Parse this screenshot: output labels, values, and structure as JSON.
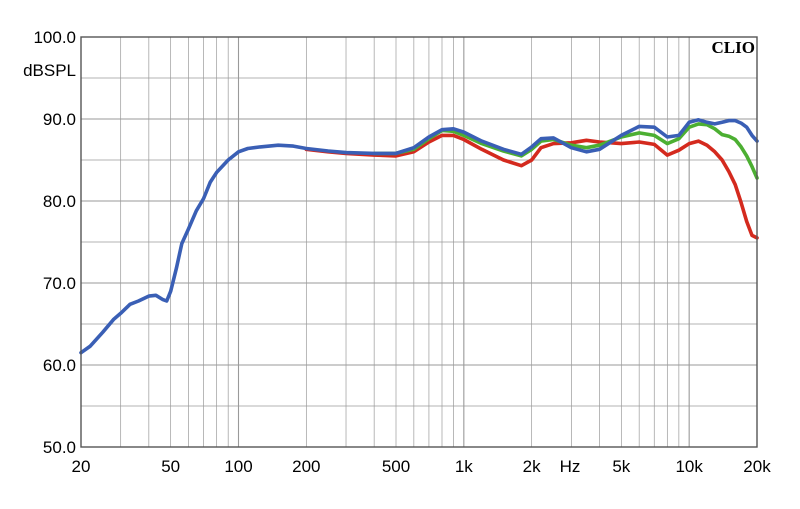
{
  "chart_data": {
    "type": "line",
    "brand": "CLIO",
    "ylabel": "dBSPL",
    "xlabel": "Hz",
    "x_scale": "log",
    "xlim": [
      20,
      20000
    ],
    "ylim": [
      50,
      100
    ],
    "grid": true,
    "x_ticks": [
      {
        "value": 20,
        "label": "20"
      },
      {
        "value": 50,
        "label": "50"
      },
      {
        "value": 100,
        "label": "100"
      },
      {
        "value": 200,
        "label": "200"
      },
      {
        "value": 500,
        "label": "500"
      },
      {
        "value": 1000,
        "label": "1k"
      },
      {
        "value": 2000,
        "label": "2k"
      },
      {
        "value": 5000,
        "label": "5k"
      },
      {
        "value": 10000,
        "label": "10k"
      },
      {
        "value": 20000,
        "label": "20k"
      }
    ],
    "y_ticks": [
      {
        "value": 100,
        "label": "100.0"
      },
      {
        "value": 90,
        "label": "90.0"
      },
      {
        "value": 80,
        "label": "80.0"
      },
      {
        "value": 70,
        "label": "70.0"
      },
      {
        "value": 60,
        "label": "60.0"
      },
      {
        "value": 50,
        "label": "50.0"
      }
    ],
    "series": [
      {
        "color": "#d42a1e",
        "points": [
          [
            200,
            86.3
          ],
          [
            250,
            86.0
          ],
          [
            300,
            85.8
          ],
          [
            400,
            85.6
          ],
          [
            500,
            85.5
          ],
          [
            600,
            86.0
          ],
          [
            700,
            87.2
          ],
          [
            800,
            88.0
          ],
          [
            900,
            88.0
          ],
          [
            1000,
            87.5
          ],
          [
            1200,
            86.3
          ],
          [
            1500,
            85.0
          ],
          [
            1800,
            84.3
          ],
          [
            2000,
            85.0
          ],
          [
            2200,
            86.5
          ],
          [
            2500,
            87.0
          ],
          [
            3000,
            87.1
          ],
          [
            3500,
            87.4
          ],
          [
            4000,
            87.2
          ],
          [
            5000,
            87.0
          ],
          [
            6000,
            87.2
          ],
          [
            7000,
            86.9
          ],
          [
            8000,
            85.6
          ],
          [
            9000,
            86.2
          ],
          [
            10000,
            87.0
          ],
          [
            11000,
            87.3
          ],
          [
            12000,
            86.8
          ],
          [
            13000,
            86.0
          ],
          [
            14000,
            85.0
          ],
          [
            15000,
            83.6
          ],
          [
            16000,
            82.0
          ],
          [
            17000,
            79.8
          ],
          [
            18000,
            77.5
          ],
          [
            19000,
            75.8
          ],
          [
            20000,
            75.5
          ]
        ]
      },
      {
        "color": "#4caf32",
        "points": [
          [
            400,
            85.8
          ],
          [
            500,
            85.8
          ],
          [
            600,
            86.3
          ],
          [
            700,
            87.6
          ],
          [
            800,
            88.6
          ],
          [
            900,
            88.5
          ],
          [
            1000,
            88.0
          ],
          [
            1200,
            87.0
          ],
          [
            1500,
            86.1
          ],
          [
            1800,
            85.5
          ],
          [
            2000,
            86.3
          ],
          [
            2200,
            87.3
          ],
          [
            2500,
            87.5
          ],
          [
            3000,
            86.8
          ],
          [
            3500,
            86.5
          ],
          [
            4000,
            86.8
          ],
          [
            5000,
            87.8
          ],
          [
            6000,
            88.3
          ],
          [
            7000,
            88.0
          ],
          [
            8000,
            87.0
          ],
          [
            9000,
            87.6
          ],
          [
            10000,
            89.0
          ],
          [
            11000,
            89.4
          ],
          [
            12000,
            89.3
          ],
          [
            13000,
            88.8
          ],
          [
            14000,
            88.1
          ],
          [
            15000,
            87.9
          ],
          [
            16000,
            87.5
          ],
          [
            17000,
            86.6
          ],
          [
            18000,
            85.5
          ],
          [
            19000,
            84.2
          ],
          [
            20000,
            82.8
          ]
        ]
      },
      {
        "color": "#3a5fb5",
        "points": [
          [
            20,
            61.5
          ],
          [
            22,
            62.3
          ],
          [
            25,
            64.0
          ],
          [
            28,
            65.6
          ],
          [
            30,
            66.3
          ],
          [
            33,
            67.4
          ],
          [
            36,
            67.8
          ],
          [
            40,
            68.4
          ],
          [
            43,
            68.5
          ],
          [
            46,
            68.0
          ],
          [
            48,
            67.8
          ],
          [
            50,
            69.0
          ],
          [
            53,
            71.8
          ],
          [
            56,
            74.8
          ],
          [
            60,
            76.6
          ],
          [
            65,
            78.8
          ],
          [
            70,
            80.3
          ],
          [
            75,
            82.3
          ],
          [
            80,
            83.5
          ],
          [
            90,
            85.0
          ],
          [
            100,
            86.0
          ],
          [
            110,
            86.4
          ],
          [
            125,
            86.6
          ],
          [
            150,
            86.8
          ],
          [
            175,
            86.7
          ],
          [
            200,
            86.4
          ],
          [
            250,
            86.1
          ],
          [
            300,
            85.9
          ],
          [
            400,
            85.8
          ],
          [
            500,
            85.8
          ],
          [
            600,
            86.5
          ],
          [
            700,
            87.8
          ],
          [
            800,
            88.7
          ],
          [
            900,
            88.8
          ],
          [
            1000,
            88.4
          ],
          [
            1200,
            87.3
          ],
          [
            1500,
            86.3
          ],
          [
            1800,
            85.7
          ],
          [
            2000,
            86.6
          ],
          [
            2200,
            87.6
          ],
          [
            2500,
            87.7
          ],
          [
            3000,
            86.5
          ],
          [
            3500,
            86.0
          ],
          [
            4000,
            86.3
          ],
          [
            5000,
            88.0
          ],
          [
            6000,
            89.1
          ],
          [
            7000,
            89.0
          ],
          [
            8000,
            87.8
          ],
          [
            9000,
            88.0
          ],
          [
            10000,
            89.6
          ],
          [
            11000,
            89.9
          ],
          [
            12000,
            89.6
          ],
          [
            13000,
            89.4
          ],
          [
            14000,
            89.6
          ],
          [
            15000,
            89.8
          ],
          [
            16000,
            89.8
          ],
          [
            17000,
            89.5
          ],
          [
            18000,
            89.0
          ],
          [
            19000,
            88.0
          ],
          [
            20000,
            87.3
          ]
        ]
      }
    ]
  }
}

= THE REQUEST =
Identify all lines in the records above with the word "color".

= CORRECT RESULT =
        "color": "#d42a1e",
        "color": "#4caf32",
        "color": "#3a5fb5",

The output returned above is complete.